— Begin Data for this exercise —

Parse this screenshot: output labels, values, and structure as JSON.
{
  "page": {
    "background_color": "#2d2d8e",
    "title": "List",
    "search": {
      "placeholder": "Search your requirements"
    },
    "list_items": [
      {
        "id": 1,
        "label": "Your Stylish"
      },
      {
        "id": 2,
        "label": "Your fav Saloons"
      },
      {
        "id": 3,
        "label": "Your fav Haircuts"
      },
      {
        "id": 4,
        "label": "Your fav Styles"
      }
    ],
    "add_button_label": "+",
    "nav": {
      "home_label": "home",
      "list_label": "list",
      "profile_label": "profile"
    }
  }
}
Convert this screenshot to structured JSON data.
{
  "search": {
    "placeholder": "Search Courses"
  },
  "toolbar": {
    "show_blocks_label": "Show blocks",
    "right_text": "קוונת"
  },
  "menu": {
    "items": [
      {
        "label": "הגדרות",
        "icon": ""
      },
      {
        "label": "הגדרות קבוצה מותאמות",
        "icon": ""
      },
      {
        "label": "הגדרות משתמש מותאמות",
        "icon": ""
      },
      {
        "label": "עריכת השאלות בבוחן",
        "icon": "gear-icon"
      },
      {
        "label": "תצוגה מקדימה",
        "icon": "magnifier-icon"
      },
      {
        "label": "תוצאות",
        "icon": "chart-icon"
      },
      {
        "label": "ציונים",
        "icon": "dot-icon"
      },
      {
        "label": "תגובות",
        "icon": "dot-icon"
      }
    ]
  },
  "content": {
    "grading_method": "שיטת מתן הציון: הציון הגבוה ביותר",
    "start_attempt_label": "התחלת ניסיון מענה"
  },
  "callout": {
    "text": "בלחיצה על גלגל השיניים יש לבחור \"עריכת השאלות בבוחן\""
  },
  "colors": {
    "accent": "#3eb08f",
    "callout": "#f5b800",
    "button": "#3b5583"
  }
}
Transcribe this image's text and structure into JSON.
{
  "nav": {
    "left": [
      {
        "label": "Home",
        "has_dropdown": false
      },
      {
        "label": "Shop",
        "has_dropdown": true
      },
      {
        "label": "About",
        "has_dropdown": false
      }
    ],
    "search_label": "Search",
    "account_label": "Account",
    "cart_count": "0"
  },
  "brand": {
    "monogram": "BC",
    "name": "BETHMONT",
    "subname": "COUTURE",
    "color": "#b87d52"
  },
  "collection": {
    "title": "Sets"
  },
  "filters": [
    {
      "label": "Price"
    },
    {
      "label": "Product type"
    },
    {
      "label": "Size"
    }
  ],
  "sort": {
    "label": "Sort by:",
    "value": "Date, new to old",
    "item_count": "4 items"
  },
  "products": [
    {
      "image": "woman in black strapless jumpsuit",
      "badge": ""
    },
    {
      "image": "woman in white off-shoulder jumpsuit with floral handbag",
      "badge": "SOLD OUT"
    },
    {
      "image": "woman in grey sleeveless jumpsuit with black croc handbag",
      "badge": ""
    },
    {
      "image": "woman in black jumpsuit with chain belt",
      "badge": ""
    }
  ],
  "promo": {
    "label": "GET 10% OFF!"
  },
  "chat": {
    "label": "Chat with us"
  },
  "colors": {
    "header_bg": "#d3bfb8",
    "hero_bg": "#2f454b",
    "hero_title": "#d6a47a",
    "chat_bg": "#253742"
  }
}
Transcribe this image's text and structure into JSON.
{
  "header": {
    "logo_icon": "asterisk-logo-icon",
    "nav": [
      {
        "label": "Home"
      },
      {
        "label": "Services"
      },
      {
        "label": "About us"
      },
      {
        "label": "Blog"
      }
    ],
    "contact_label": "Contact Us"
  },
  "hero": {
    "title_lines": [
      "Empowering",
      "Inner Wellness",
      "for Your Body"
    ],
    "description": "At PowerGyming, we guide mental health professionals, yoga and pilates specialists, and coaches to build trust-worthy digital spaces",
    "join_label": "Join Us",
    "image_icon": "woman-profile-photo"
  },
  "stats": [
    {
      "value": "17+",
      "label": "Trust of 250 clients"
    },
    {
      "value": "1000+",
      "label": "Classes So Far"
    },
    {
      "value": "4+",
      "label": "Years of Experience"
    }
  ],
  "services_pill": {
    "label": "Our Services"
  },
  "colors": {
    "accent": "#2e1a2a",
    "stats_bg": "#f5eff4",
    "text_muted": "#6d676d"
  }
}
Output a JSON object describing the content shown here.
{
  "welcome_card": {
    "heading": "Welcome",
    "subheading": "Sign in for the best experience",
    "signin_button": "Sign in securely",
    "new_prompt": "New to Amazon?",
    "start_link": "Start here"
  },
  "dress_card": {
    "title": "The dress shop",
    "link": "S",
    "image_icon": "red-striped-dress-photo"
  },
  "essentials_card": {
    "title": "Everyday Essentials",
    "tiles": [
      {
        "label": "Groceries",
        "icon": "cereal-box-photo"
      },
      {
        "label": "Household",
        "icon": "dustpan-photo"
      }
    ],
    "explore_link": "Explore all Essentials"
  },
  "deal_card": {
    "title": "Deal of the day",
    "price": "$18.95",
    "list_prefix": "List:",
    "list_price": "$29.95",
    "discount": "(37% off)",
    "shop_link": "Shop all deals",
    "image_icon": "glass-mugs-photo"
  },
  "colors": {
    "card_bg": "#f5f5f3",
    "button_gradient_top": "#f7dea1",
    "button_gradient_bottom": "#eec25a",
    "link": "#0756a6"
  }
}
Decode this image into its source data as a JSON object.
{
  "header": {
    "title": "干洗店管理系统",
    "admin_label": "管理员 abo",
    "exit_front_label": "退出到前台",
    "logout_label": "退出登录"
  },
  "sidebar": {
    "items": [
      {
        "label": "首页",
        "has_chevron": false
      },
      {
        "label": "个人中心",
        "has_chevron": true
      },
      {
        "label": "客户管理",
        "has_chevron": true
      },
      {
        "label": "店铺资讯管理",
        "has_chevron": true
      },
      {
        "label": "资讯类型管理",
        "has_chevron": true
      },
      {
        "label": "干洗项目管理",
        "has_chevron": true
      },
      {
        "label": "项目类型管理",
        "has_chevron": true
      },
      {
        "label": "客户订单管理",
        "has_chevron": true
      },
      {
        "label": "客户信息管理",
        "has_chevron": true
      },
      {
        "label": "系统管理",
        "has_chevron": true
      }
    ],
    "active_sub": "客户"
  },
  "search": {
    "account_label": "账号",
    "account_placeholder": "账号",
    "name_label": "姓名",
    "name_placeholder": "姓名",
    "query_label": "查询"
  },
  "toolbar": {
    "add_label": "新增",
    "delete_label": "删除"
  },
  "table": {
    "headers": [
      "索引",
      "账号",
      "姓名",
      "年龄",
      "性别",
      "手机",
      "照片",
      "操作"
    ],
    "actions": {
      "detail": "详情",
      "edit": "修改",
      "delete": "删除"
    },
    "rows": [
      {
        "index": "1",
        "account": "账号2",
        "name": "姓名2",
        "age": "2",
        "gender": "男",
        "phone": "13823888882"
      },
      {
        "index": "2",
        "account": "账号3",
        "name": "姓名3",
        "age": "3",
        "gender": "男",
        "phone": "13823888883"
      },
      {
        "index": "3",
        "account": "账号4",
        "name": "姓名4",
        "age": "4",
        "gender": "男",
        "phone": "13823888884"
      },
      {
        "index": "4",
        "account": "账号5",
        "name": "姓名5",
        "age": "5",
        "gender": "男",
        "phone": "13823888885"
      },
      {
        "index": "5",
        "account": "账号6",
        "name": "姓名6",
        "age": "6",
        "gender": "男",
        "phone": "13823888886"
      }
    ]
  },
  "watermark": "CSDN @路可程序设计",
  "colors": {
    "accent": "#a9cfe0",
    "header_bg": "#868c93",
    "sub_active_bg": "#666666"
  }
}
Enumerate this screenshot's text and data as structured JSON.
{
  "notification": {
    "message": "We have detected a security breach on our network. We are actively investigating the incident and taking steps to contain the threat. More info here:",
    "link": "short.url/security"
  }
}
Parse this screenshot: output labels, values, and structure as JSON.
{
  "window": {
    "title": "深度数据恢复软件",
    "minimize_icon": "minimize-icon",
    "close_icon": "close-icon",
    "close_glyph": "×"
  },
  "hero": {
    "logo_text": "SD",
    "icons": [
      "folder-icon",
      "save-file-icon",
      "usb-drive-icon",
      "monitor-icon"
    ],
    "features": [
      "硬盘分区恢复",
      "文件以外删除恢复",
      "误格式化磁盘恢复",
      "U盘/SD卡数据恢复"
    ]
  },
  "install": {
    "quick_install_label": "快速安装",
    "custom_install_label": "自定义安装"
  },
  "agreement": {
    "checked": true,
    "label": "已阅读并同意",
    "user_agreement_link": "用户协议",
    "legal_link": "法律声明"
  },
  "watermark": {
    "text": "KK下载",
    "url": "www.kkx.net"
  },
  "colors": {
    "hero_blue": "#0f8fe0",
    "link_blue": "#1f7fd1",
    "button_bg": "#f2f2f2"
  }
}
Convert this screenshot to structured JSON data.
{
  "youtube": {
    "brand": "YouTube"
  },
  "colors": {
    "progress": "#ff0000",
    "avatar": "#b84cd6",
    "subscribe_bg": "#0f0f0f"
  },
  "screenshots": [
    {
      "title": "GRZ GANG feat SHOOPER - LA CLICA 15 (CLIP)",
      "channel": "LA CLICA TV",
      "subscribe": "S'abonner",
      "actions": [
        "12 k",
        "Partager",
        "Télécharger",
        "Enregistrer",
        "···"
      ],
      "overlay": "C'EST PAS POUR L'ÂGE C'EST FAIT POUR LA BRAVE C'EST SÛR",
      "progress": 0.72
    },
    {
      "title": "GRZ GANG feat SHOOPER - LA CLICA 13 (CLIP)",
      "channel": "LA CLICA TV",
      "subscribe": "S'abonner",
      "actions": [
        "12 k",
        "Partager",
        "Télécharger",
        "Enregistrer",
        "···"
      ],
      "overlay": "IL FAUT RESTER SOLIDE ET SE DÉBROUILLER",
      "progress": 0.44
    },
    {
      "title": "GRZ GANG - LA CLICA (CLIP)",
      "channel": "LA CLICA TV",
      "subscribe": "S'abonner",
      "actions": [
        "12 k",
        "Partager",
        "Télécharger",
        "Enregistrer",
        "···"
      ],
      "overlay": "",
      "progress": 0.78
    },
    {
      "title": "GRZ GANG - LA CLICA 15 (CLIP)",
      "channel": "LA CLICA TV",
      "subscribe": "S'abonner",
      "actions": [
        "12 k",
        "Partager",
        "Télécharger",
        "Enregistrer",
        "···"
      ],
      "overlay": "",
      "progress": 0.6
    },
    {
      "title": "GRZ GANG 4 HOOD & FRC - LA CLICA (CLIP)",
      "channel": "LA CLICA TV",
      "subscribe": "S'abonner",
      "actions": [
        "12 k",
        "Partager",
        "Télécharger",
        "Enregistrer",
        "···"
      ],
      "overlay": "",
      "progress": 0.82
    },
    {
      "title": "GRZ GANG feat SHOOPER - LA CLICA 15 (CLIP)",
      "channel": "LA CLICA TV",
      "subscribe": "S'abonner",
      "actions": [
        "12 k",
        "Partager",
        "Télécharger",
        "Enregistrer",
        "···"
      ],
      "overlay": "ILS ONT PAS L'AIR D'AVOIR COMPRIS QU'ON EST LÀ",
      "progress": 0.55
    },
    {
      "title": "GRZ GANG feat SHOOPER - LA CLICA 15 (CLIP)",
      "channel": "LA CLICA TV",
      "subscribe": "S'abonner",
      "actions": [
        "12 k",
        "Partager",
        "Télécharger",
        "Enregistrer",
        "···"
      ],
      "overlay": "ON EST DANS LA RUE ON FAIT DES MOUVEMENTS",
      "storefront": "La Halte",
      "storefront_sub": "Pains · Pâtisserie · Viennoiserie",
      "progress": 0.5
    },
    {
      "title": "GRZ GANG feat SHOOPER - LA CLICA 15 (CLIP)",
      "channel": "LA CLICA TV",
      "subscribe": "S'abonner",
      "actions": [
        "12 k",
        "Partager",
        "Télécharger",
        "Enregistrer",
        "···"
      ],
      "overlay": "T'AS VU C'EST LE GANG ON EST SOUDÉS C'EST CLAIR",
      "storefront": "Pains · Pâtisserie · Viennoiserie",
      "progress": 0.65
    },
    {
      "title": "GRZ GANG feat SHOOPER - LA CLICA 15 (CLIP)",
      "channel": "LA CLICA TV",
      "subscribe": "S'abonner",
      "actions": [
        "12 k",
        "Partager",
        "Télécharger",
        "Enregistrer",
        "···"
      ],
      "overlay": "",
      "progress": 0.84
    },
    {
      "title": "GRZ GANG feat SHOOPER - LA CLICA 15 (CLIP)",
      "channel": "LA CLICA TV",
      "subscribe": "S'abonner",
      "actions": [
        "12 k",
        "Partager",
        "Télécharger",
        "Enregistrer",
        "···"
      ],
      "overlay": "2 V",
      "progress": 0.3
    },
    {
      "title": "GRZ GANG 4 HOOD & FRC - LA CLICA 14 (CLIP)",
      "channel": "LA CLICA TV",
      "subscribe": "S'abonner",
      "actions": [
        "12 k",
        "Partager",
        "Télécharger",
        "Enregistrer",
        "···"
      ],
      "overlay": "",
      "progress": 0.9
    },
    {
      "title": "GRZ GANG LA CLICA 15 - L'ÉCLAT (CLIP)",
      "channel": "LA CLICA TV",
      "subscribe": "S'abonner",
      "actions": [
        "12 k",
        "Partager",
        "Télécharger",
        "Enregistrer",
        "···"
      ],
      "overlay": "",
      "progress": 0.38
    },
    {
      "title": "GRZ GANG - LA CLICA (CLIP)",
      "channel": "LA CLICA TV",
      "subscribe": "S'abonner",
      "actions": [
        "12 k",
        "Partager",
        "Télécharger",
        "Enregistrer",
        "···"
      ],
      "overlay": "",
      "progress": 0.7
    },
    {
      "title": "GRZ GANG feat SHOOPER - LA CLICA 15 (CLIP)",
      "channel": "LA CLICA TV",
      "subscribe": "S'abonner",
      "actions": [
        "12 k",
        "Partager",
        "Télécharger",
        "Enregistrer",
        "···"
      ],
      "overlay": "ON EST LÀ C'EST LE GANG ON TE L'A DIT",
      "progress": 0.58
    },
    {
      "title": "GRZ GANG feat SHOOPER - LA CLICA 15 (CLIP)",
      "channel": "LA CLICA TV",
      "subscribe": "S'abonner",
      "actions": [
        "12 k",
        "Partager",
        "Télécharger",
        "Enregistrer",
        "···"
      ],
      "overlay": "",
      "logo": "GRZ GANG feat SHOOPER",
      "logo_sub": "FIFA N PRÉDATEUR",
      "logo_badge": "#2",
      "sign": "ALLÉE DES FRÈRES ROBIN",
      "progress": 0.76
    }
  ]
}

— End Data for this exercise —

> What you have to do
Copy all the lines above that hold the string "Pâtisserie".

> Finished task
      "storefront_sub": "Pains · Pâtisserie · Viennoiserie",
      "storefront": "Pains · Pâtisserie · Viennoiserie",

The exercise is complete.